Exercise
Using the data below, repeat all of it precisely.
___ Provided records ___
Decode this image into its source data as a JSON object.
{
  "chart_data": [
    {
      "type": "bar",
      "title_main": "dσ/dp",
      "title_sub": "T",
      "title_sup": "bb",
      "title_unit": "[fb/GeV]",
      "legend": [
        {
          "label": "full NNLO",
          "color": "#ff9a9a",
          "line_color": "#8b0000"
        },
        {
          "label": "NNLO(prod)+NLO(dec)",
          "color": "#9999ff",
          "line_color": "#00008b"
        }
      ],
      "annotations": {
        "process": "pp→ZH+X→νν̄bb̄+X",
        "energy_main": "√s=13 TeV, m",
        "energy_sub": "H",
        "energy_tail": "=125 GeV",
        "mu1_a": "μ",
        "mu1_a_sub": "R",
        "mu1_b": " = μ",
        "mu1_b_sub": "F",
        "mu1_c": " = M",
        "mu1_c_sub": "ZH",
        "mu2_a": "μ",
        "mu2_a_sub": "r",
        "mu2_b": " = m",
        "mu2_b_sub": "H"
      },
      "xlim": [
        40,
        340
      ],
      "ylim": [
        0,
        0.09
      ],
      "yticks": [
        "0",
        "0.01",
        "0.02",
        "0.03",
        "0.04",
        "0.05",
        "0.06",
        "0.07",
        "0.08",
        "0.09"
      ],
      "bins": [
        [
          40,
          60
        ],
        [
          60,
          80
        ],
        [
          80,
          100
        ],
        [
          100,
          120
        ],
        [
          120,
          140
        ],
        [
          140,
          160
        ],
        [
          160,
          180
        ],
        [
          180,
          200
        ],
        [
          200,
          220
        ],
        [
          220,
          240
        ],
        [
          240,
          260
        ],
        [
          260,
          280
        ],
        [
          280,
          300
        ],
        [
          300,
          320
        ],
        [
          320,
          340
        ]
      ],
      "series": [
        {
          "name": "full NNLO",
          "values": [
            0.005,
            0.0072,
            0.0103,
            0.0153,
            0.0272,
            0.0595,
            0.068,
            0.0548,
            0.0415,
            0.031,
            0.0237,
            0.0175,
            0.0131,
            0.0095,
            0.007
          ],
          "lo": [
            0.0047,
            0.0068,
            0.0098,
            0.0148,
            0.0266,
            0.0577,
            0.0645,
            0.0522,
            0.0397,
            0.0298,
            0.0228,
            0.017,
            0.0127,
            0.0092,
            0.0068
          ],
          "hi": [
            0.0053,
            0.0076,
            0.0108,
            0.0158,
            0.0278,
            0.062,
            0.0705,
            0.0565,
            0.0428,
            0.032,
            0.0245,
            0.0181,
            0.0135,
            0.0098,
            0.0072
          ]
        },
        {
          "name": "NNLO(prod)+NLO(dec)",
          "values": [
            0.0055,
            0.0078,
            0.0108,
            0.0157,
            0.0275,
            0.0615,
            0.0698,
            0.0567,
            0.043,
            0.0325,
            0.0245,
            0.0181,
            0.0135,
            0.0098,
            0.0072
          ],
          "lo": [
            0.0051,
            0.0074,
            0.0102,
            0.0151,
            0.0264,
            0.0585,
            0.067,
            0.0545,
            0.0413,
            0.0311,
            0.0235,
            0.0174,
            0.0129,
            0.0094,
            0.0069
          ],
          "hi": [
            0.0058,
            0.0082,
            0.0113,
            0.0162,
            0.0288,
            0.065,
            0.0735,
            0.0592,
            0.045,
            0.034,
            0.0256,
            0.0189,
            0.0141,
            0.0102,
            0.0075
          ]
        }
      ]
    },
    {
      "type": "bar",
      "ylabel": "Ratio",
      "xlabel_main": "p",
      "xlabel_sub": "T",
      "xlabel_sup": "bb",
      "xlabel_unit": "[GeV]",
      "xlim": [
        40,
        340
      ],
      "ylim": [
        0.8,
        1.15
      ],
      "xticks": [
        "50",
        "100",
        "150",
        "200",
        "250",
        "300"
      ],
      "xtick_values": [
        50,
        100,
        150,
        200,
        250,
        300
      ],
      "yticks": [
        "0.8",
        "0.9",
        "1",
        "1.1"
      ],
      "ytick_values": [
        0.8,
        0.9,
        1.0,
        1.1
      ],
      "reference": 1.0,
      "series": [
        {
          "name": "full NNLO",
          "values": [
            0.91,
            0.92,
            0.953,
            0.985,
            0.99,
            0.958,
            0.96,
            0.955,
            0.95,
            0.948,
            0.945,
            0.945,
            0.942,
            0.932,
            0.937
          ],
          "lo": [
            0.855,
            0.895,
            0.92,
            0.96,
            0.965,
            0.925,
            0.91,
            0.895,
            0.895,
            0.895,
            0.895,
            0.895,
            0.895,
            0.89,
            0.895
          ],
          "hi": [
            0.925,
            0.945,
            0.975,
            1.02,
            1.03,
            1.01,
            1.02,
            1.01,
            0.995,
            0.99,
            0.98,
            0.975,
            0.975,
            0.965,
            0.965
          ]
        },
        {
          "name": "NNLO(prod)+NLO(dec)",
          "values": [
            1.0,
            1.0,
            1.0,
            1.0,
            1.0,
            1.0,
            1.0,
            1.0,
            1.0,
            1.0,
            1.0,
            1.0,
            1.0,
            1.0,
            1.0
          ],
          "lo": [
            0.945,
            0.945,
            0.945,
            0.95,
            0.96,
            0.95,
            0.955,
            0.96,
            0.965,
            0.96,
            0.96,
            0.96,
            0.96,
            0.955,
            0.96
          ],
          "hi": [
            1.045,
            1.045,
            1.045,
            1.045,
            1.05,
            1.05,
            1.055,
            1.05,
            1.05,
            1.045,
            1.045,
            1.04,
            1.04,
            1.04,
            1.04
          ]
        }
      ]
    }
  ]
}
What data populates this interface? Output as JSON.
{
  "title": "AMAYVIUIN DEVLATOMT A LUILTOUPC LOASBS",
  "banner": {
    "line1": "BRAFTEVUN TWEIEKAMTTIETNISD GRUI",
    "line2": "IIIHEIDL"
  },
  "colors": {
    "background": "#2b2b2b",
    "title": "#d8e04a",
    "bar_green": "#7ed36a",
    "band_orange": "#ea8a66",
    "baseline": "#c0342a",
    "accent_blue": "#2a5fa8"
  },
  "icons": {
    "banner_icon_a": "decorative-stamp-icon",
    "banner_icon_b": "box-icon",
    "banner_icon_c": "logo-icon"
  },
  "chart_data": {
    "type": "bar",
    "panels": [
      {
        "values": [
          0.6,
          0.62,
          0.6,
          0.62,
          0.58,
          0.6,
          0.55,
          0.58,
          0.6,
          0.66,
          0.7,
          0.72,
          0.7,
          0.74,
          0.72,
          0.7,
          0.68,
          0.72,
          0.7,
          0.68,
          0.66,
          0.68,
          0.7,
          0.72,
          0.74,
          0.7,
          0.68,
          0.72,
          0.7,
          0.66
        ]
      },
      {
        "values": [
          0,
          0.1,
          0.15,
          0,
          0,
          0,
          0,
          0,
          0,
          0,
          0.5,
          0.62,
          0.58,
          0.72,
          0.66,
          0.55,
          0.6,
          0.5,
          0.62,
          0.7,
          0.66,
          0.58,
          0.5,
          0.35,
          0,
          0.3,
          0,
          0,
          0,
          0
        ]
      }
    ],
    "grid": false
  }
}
___
Solution for this problem
Decode this image into its source data as a JSON object.
{
  "chart_data": [
    {
      "type": "bar",
      "title_main": "dσ/dp",
      "title_sub": "T",
      "title_sup": "bb",
      "title_unit": "[fb/GeV]",
      "legend": [
        {
          "label": "full NNLO",
          "color": "#ff9a9a",
          "line_color": "#8b0000"
        },
        {
          "label": "NNLO(prod)+NLO(dec)",
          "color": "#9999ff",
          "line_color": "#00008b"
        }
      ],
      "annotations": {
        "process": "pp→ZH+X→νν̄bb̄+X",
        "energy_main": "√s=13 TeV, m",
        "energy_sub": "H",
        "energy_tail": "=125 GeV",
        "mu1_a": "μ",
        "mu1_a_sub": "R",
        "mu1_b": " = μ",
        "mu1_b_sub": "F",
        "mu1_c": " = M",
        "mu1_c_sub": "ZH",
        "mu2_a": "μ",
        "mu2_a_sub": "r",
        "mu2_b": " = m",
        "mu2_b_sub": "H"
      },
      "xlim": [
        40,
        340
      ],
      "ylim": [
        0,
        0.09
      ],
      "yticks": [
        "0",
        "0.01",
        "0.02",
        "0.03",
        "0.04",
        "0.05",
        "0.06",
        "0.07",
        "0.08",
        "0.09"
      ],
      "bins": [
        [
          40,
          60
        ],
        [
          60,
          80
        ],
        [
          80,
          100
        ],
        [
          100,
          120
        ],
        [
          120,
          140
        ],
        [
          140,
          160
        ],
        [
          160,
          180
        ],
        [
          180,
          200
        ],
        [
          200,
          220
        ],
        [
          220,
          240
        ],
        [
          240,
          260
        ],
        [
          260,
          280
        ],
        [
          280,
          300
        ],
        [
          300,
          320
        ],
        [
          320,
          340
        ]
      ],
      "series": [
        {
          "name": "full NNLO",
          "values": [
            0.005,
            0.0072,
            0.0103,
            0.0153,
            0.0272,
            0.0595,
            0.068,
            0.0548,
            0.0415,
            0.031,
            0.0237,
            0.0175,
            0.0131,
            0.0095,
            0.007
          ],
          "lo": [
            0.0047,
            0.0068,
            0.0098,
            0.0148,
            0.0266,
            0.0577,
            0.0645,
            0.0522,
            0.0397,
            0.0298,
            0.0228,
            0.017,
            0.0127,
            0.0092,
            0.0068
          ],
          "hi": [
            0.0053,
            0.0076,
            0.0108,
            0.0158,
            0.0278,
            0.062,
            0.0705,
            0.0565,
            0.0428,
            0.032,
            0.0245,
            0.0181,
            0.0135,
            0.0098,
            0.0072
          ]
        },
        {
          "name": "NNLO(prod)+NLO(dec)",
          "values": [
            0.0055,
            0.0078,
            0.0108,
            0.0157,
            0.0275,
            0.0615,
            0.0698,
            0.0567,
            0.043,
            0.0325,
            0.0245,
            0.0181,
            0.0135,
            0.0098,
            0.0072
          ],
          "lo": [
            0.0051,
            0.0074,
            0.0102,
            0.0151,
            0.0264,
            0.0585,
            0.067,
            0.0545,
            0.0413,
            0.0311,
            0.0235,
            0.0174,
            0.0129,
            0.0094,
            0.0069
          ],
          "hi": [
            0.0058,
            0.0082,
            0.0113,
            0.0162,
            0.0288,
            0.065,
            0.0735,
            0.0592,
            0.045,
            0.034,
            0.0256,
            0.0189,
            0.0141,
            0.0102,
            0.0075
          ]
        }
      ]
    },
    {
      "type": "bar",
      "ylabel": "Ratio",
      "xlabel_main": "p",
      "xlabel_sub": "T",
      "xlabel_sup": "bb",
      "xlabel_unit": "[GeV]",
      "xlim": [
        40,
        340
      ],
      "ylim": [
        0.8,
        1.15
      ],
      "xticks": [
        "50",
        "100",
        "150",
        "200",
        "250",
        "300"
      ],
      "xtick_values": [
        50,
        100,
        150,
        200,
        250,
        300
      ],
      "yticks": [
        "0.8",
        "0.9",
        "1",
        "1.1"
      ],
      "ytick_values": [
        0.8,
        0.9,
        1.0,
        1.1
      ],
      "reference": 1.0,
      "series": [
        {
          "name": "full NNLO",
          "values": [
            0.91,
            0.92,
            0.953,
            0.985,
            0.99,
            0.958,
            0.96,
            0.955,
            0.95,
            0.948,
            0.945,
            0.945,
            0.942,
            0.932,
            0.937
          ],
          "lo": [
            0.855,
            0.895,
            0.92,
            0.96,
            0.965,
            0.925,
            0.91,
            0.895,
            0.895,
            0.895,
            0.895,
            0.895,
            0.895,
            0.89,
            0.895
          ],
          "hi": [
            0.925,
            0.945,
            0.975,
            1.02,
            1.03,
            1.01,
            1.02,
            1.01,
            0.995,
            0.99,
            0.98,
            0.975,
            0.975,
            0.965,
            0.965
          ]
        },
        {
          "name": "NNLO(prod)+NLO(dec)",
          "values": [
            1.0,
            1.0,
            1.0,
            1.0,
            1.0,
            1.0,
            1.0,
            1.0,
            1.0,
            1.0,
            1.0,
            1.0,
            1.0,
            1.0,
            1.0
          ],
          "lo": [
            0.945,
            0.945,
            0.945,
            0.95,
            0.96,
            0.95,
            0.955,
            0.96,
            0.965,
            0.96,
            0.96,
            0.96,
            0.96,
            0.955,
            0.96
          ],
          "hi": [
            1.045,
            1.045,
            1.045,
            1.045,
            1.05,
            1.05,
            1.055,
            1.05,
            1.05,
            1.045,
            1.045,
            1.04,
            1.04,
            1.04,
            1.04
          ]
        }
      ]
    }
  ]
}
What data populates this interface? Output as JSON.
{
  "title": "AMAYVIUIN DEVLATOMT A LUILTOUPC LOASBS",
  "banner": {
    "line1": "BRAFTEVUN TWEIEKAMTTIETNISD GRUI",
    "line2": "IIIHEIDL"
  },
  "colors": {
    "background": "#2b2b2b",
    "title": "#d8e04a",
    "bar_green": "#7ed36a",
    "band_orange": "#ea8a66",
    "baseline": "#c0342a",
    "accent_blue": "#2a5fa8"
  },
  "icons": {
    "banner_icon_a": "decorative-stamp-icon",
    "banner_icon_b": "box-icon",
    "banner_icon_c": "logo-icon"
  },
  "chart_data": {
    "type": "bar",
    "panels": [
      {
        "values": [
          0.6,
          0.62,
          0.6,
          0.62,
          0.58,
          0.6,
          0.55,
          0.58,
          0.6,
          0.66,
          0.7,
          0.72,
          0.7,
          0.74,
          0.72,
          0.7,
          0.68,
          0.72,
          0.7,
          0.68,
          0.66,
          0.68,
          0.7,
          0.72,
          0.74,
          0.7,
          0.68,
          0.72,
          0.7,
          0.66
        ]
      },
      {
        "values": [
          0,
          0.1,
          0.15,
          0,
          0,
          0,
          0,
          0,
          0,
          0,
          0.5,
          0.62,
          0.58,
          0.72,
          0.66,
          0.55,
          0.6,
          0.5,
          0.62,
          0.7,
          0.66,
          0.58,
          0.5,
          0.35,
          0,
          0.3,
          0,
          0,
          0,
          0
        ]
      }
    ],
    "grid": false
  }
}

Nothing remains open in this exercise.